BEGIN DATA FOR THIS TASK

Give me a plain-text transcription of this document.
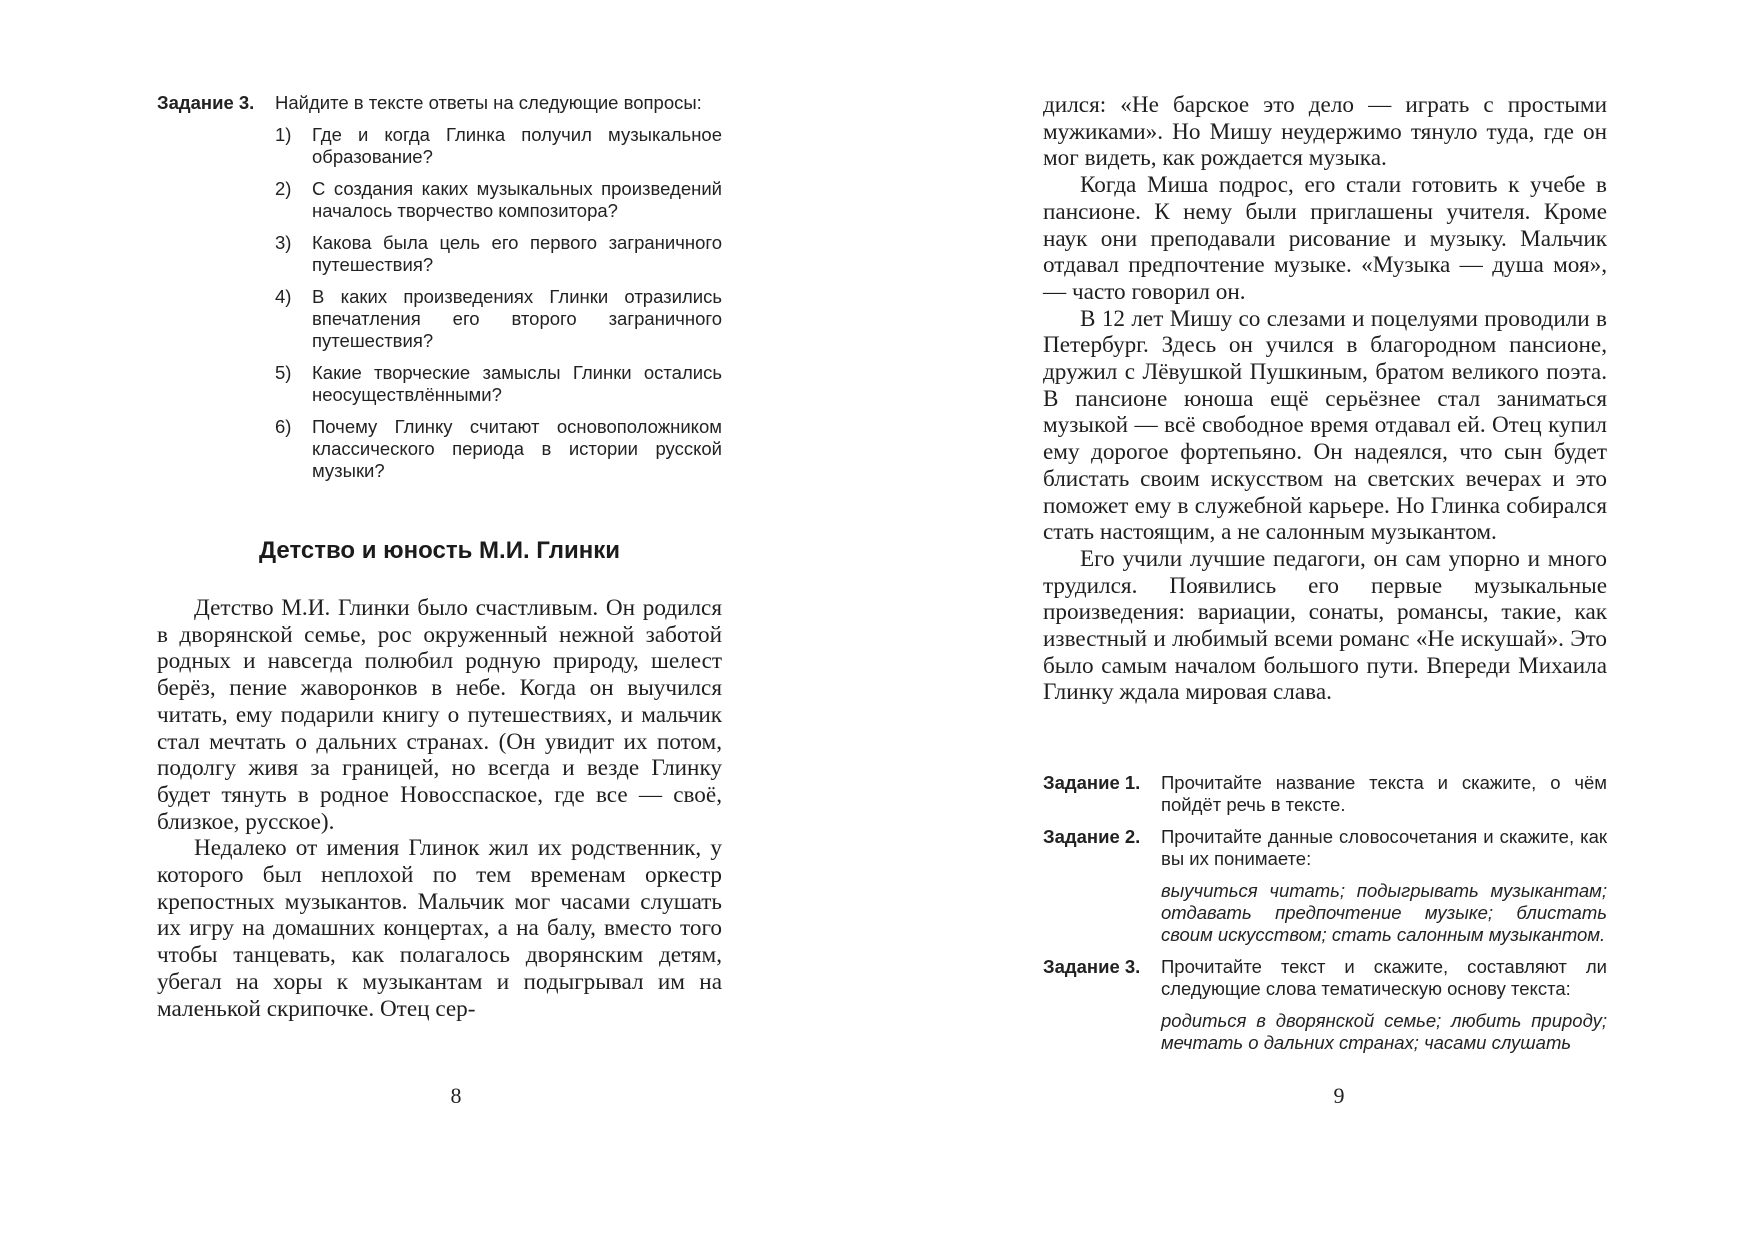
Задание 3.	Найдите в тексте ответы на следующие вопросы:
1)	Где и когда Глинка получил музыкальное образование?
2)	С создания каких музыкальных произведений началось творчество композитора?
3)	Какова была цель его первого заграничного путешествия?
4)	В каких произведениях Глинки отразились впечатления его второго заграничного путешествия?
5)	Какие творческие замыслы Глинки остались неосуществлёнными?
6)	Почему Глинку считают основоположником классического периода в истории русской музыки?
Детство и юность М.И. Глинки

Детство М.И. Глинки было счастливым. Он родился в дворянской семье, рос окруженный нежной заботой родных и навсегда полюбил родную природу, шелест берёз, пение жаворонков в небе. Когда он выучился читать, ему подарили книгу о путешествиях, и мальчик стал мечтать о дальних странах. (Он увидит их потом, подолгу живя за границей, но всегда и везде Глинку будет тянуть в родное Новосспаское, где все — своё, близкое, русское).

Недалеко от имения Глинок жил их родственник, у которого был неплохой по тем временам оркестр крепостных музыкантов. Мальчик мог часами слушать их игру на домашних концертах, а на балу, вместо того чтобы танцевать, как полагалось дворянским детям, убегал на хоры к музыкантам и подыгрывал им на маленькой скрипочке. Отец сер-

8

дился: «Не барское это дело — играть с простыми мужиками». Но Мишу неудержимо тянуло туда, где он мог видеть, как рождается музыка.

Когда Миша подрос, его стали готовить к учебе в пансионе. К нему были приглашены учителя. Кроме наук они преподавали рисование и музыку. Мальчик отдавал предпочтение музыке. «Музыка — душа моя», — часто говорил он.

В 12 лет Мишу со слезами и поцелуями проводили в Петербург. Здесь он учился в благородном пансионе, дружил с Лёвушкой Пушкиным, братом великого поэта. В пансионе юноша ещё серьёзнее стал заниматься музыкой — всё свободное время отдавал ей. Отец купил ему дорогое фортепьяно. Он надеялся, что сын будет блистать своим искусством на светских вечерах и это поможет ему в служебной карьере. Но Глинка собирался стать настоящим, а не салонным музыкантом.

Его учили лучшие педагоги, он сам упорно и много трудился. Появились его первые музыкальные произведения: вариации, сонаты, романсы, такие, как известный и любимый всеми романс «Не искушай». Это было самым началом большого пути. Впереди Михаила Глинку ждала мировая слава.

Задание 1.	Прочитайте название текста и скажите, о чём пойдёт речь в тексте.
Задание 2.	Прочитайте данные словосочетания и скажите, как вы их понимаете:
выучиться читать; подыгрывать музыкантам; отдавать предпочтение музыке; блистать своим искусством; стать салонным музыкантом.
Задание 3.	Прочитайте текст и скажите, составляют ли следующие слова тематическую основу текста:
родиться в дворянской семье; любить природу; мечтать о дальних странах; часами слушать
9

END DATA FOR THIS TASK
BEGIN DATA FOR THIS TASK

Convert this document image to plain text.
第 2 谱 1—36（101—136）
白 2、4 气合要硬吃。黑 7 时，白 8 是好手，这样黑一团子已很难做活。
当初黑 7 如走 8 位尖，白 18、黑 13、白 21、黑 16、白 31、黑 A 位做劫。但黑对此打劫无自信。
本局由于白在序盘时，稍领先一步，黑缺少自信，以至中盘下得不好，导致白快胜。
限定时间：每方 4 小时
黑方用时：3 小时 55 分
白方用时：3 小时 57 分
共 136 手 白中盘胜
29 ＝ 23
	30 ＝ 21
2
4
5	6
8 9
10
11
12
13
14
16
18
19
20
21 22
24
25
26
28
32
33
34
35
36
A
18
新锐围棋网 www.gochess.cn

END DATA FOR THIS TASK
BEGIN DATA FOR THIS TASK

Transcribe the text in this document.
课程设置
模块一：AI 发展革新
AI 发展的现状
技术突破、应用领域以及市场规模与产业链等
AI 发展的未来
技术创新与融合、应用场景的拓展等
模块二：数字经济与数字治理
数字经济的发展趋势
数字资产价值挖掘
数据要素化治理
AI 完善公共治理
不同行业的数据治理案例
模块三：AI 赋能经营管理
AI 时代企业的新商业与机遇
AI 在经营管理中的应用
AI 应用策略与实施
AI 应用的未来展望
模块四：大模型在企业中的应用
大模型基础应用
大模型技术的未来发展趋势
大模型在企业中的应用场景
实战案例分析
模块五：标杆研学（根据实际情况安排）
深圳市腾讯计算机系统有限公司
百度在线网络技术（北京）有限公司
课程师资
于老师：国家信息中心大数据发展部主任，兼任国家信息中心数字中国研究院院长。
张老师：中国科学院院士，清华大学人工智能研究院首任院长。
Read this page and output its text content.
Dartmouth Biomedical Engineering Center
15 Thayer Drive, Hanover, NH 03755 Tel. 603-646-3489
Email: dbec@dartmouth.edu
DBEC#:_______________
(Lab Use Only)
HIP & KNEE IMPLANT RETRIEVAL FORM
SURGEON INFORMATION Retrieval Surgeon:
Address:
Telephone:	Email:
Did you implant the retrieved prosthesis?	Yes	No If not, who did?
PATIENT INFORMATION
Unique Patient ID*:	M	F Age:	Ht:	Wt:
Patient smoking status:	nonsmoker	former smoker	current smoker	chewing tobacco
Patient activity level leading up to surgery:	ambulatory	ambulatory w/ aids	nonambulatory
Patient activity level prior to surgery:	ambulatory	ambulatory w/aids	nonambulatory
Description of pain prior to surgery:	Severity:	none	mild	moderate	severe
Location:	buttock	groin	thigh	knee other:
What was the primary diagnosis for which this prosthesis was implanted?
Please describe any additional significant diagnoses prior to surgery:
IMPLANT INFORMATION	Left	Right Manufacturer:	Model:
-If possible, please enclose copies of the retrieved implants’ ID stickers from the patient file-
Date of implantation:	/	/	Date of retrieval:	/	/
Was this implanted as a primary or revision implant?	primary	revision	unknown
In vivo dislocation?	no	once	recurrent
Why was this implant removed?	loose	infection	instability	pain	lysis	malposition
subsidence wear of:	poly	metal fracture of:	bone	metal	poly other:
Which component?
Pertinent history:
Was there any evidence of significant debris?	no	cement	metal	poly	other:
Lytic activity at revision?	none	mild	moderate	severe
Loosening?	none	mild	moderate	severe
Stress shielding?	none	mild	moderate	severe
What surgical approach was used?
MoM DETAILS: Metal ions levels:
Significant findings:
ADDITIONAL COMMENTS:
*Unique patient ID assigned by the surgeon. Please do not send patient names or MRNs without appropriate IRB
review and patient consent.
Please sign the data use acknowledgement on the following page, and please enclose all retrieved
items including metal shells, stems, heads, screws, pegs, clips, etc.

END DATA FOR THIS TASK

_WORK TO COMPLETE_
Count how many lines in the data above hold the string "текста", and give the number with no other words.

_FINAL RESULT_
2